#### TASK GOAL:
Scan the lines below for the word "display". Copy each line you find it in.

#### INPUT FOR THIS TASK:
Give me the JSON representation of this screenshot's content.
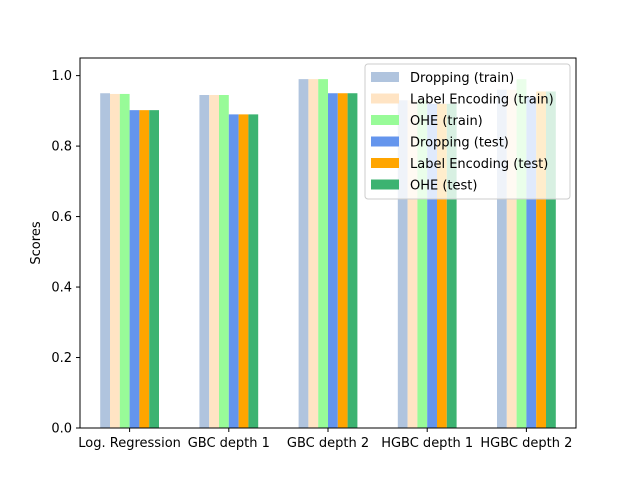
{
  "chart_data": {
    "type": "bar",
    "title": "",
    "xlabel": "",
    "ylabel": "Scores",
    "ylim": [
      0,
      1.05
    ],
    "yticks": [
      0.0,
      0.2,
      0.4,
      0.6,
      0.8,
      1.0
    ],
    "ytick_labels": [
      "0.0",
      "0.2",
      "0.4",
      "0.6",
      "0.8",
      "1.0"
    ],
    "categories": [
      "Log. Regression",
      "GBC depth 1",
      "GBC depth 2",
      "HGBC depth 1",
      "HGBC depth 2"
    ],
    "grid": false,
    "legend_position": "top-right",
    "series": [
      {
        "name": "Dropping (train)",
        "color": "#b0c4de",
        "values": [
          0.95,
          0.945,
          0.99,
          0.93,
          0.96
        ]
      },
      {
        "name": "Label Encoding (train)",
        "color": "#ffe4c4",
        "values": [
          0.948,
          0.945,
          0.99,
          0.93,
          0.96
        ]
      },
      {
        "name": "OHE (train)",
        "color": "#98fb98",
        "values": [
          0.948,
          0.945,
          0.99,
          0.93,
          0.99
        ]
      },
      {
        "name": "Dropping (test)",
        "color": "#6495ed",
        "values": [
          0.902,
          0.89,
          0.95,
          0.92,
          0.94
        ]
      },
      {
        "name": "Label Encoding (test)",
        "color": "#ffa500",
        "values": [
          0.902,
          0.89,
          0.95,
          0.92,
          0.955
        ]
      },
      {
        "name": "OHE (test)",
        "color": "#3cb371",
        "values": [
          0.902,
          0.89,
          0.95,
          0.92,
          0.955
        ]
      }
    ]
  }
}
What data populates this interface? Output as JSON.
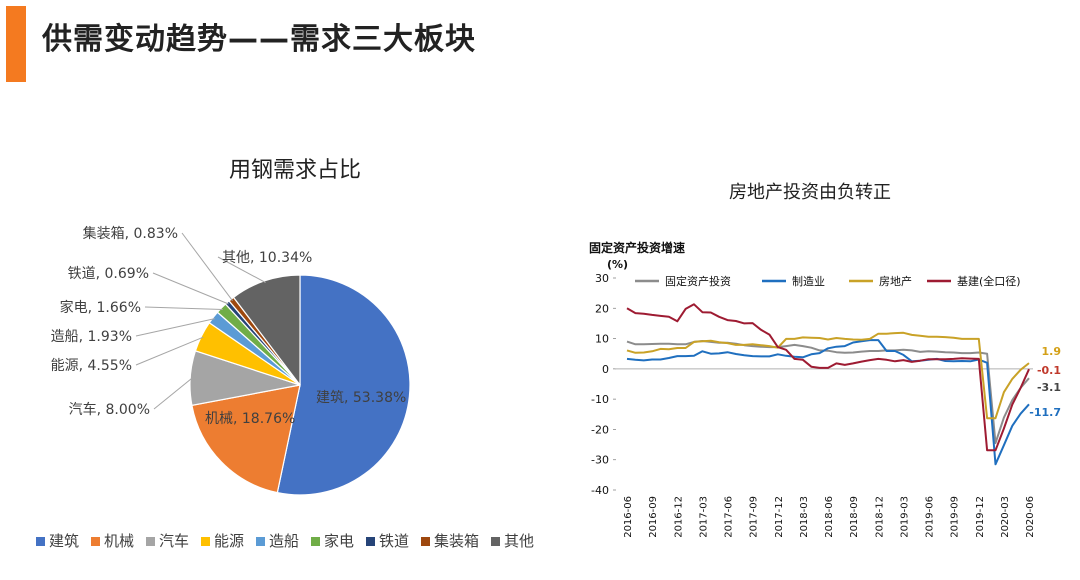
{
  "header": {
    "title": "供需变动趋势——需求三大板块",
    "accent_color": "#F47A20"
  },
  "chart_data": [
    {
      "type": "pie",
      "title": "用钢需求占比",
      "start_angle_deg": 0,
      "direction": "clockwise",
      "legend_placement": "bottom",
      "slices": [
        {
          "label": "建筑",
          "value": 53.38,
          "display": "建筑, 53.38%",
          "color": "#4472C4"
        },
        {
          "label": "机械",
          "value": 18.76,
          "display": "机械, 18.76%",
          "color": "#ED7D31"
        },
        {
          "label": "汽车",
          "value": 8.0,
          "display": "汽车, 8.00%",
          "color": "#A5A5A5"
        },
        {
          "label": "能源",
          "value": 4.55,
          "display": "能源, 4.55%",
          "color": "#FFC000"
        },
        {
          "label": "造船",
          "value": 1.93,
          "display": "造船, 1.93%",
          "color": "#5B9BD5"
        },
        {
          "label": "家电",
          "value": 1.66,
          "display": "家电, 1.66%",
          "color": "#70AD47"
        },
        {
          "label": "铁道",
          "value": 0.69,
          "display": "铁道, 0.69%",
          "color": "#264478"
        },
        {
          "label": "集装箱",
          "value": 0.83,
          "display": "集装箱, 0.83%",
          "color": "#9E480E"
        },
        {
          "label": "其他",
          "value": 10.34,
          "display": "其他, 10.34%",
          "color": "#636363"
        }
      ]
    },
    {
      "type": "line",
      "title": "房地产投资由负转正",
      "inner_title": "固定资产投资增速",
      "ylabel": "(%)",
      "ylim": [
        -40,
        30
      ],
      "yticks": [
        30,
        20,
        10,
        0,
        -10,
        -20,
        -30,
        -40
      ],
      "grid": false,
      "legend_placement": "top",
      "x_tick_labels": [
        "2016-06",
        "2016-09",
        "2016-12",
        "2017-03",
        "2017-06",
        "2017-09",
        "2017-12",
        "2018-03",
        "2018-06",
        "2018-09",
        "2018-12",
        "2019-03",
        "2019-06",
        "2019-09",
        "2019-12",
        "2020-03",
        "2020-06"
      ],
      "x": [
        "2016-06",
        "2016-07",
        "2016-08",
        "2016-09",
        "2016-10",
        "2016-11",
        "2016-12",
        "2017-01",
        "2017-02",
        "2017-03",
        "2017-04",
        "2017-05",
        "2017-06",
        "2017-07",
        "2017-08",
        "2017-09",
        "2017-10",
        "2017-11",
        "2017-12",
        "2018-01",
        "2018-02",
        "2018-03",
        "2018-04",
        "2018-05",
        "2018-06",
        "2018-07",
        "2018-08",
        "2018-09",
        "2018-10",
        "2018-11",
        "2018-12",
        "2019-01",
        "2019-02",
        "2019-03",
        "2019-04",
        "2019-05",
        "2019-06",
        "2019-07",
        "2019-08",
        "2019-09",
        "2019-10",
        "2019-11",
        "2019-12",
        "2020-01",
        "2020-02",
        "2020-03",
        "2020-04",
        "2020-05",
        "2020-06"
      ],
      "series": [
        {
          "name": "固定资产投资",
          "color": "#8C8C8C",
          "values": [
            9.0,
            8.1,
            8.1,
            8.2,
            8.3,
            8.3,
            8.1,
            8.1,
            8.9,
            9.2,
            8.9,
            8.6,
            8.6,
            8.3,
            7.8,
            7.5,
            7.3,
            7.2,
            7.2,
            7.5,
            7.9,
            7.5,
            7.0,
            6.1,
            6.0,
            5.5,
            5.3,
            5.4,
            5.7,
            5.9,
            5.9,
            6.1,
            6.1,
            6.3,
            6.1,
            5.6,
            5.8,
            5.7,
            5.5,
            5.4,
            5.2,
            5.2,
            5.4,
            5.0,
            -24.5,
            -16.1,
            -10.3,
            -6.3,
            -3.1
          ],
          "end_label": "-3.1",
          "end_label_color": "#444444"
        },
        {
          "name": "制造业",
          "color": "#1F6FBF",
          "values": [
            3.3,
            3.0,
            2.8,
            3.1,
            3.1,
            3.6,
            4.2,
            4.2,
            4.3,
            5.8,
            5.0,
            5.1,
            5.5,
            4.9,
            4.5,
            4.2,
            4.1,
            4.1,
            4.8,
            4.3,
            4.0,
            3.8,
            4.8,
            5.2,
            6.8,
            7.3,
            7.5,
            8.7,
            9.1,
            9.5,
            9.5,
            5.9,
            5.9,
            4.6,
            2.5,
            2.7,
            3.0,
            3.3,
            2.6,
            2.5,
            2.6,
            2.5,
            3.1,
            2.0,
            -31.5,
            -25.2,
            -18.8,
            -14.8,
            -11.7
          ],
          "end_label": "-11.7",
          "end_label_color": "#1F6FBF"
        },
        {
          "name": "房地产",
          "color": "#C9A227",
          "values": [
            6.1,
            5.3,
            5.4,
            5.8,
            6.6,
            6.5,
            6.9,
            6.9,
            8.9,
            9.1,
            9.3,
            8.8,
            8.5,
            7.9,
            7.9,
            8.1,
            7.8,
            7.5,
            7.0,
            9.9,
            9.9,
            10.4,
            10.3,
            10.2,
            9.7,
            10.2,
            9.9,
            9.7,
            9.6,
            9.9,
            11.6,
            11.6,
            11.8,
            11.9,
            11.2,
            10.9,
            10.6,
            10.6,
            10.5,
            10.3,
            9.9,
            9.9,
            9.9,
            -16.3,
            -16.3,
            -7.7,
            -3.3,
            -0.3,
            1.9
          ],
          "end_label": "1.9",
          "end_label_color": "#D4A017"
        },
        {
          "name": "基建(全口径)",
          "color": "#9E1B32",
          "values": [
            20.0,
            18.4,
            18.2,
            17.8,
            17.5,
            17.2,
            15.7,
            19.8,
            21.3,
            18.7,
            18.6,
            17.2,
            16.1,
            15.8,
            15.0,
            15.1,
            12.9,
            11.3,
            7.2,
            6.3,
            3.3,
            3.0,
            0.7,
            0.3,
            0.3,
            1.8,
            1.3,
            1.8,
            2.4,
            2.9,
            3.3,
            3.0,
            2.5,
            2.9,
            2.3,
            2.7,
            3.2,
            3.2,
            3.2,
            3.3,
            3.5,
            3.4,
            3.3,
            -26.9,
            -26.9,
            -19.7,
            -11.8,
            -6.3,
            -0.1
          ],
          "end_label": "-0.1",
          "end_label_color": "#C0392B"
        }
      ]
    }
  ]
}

...

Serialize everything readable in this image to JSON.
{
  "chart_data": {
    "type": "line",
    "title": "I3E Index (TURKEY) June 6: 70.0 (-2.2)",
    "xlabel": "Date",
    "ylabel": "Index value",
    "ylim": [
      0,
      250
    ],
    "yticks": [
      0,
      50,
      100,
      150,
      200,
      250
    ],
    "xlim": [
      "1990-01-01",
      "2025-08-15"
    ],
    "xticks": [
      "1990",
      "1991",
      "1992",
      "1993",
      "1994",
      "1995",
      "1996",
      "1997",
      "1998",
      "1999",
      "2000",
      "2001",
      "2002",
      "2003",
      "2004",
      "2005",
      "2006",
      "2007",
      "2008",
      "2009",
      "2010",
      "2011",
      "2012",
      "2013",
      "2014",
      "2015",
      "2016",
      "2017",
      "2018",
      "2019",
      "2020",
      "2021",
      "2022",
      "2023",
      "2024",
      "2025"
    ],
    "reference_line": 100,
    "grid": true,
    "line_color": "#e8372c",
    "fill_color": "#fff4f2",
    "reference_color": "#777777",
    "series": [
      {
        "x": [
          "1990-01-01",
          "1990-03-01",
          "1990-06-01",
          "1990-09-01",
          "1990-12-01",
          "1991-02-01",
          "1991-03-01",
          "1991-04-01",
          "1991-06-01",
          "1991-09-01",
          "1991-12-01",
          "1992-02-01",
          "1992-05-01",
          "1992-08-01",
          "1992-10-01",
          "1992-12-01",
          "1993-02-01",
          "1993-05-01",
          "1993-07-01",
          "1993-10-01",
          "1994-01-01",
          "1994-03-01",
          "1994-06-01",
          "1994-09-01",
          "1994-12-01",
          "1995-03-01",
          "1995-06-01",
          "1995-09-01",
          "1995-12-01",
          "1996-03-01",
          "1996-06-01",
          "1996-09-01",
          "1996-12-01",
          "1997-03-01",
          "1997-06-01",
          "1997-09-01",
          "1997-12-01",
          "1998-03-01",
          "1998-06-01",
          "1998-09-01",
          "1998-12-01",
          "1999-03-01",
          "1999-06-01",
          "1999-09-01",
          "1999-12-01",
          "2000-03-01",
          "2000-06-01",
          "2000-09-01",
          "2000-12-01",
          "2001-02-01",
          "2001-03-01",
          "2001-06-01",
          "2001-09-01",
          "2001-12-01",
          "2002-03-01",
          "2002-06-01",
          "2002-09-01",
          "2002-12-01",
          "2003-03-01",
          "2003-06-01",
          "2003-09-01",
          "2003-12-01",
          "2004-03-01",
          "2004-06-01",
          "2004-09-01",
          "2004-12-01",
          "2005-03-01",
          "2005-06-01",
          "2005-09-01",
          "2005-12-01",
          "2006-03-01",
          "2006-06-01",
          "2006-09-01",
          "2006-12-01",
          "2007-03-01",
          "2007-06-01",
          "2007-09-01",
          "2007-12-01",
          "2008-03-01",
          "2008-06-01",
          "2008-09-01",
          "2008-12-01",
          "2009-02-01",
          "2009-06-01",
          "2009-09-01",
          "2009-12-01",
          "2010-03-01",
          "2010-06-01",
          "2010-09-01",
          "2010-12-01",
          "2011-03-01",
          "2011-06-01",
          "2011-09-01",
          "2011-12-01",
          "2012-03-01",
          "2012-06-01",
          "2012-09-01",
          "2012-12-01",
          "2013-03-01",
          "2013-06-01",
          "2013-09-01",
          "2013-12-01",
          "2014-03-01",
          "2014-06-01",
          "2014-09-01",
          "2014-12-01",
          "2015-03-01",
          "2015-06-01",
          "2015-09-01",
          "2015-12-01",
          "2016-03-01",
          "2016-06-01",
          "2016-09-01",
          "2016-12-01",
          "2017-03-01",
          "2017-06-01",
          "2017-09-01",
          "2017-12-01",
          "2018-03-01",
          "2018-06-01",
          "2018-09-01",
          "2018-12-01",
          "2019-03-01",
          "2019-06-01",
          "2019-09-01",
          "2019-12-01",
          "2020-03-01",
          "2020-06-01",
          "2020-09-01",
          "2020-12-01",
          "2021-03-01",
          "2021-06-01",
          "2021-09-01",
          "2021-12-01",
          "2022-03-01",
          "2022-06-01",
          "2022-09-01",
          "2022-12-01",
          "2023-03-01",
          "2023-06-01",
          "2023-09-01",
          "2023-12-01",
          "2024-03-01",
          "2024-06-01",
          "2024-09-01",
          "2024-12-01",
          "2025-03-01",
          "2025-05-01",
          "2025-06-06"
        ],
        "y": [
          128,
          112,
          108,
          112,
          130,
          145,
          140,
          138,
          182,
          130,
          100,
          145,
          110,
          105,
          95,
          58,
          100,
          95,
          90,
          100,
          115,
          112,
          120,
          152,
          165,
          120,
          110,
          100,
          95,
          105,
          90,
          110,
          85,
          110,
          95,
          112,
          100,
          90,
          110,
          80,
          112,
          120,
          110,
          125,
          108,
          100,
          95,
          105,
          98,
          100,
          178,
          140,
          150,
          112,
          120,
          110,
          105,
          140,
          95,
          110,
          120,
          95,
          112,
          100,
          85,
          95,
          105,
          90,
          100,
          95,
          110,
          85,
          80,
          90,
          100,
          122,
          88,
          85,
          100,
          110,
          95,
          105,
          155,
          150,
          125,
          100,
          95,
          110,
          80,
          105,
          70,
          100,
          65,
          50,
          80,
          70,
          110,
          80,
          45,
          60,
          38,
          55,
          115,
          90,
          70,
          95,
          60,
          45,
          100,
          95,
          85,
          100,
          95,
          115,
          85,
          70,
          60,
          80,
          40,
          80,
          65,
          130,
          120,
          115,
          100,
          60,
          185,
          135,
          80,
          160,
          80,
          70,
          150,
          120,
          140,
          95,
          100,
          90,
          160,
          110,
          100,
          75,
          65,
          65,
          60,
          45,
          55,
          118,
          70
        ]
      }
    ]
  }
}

#### ANSWER IN FULL:
          "display": "建筑, 53.38%",
          "display": "机械, 18.76%",
          "display": "汽车, 8.00%",
          "display": "能源, 4.55%",
          "display": "造船, 1.93%",
          "display": "家电, 1.66%",
          "display": "铁道, 0.69%",
          "display": "集装箱, 0.83%",
          "display": "其他, 10.34%",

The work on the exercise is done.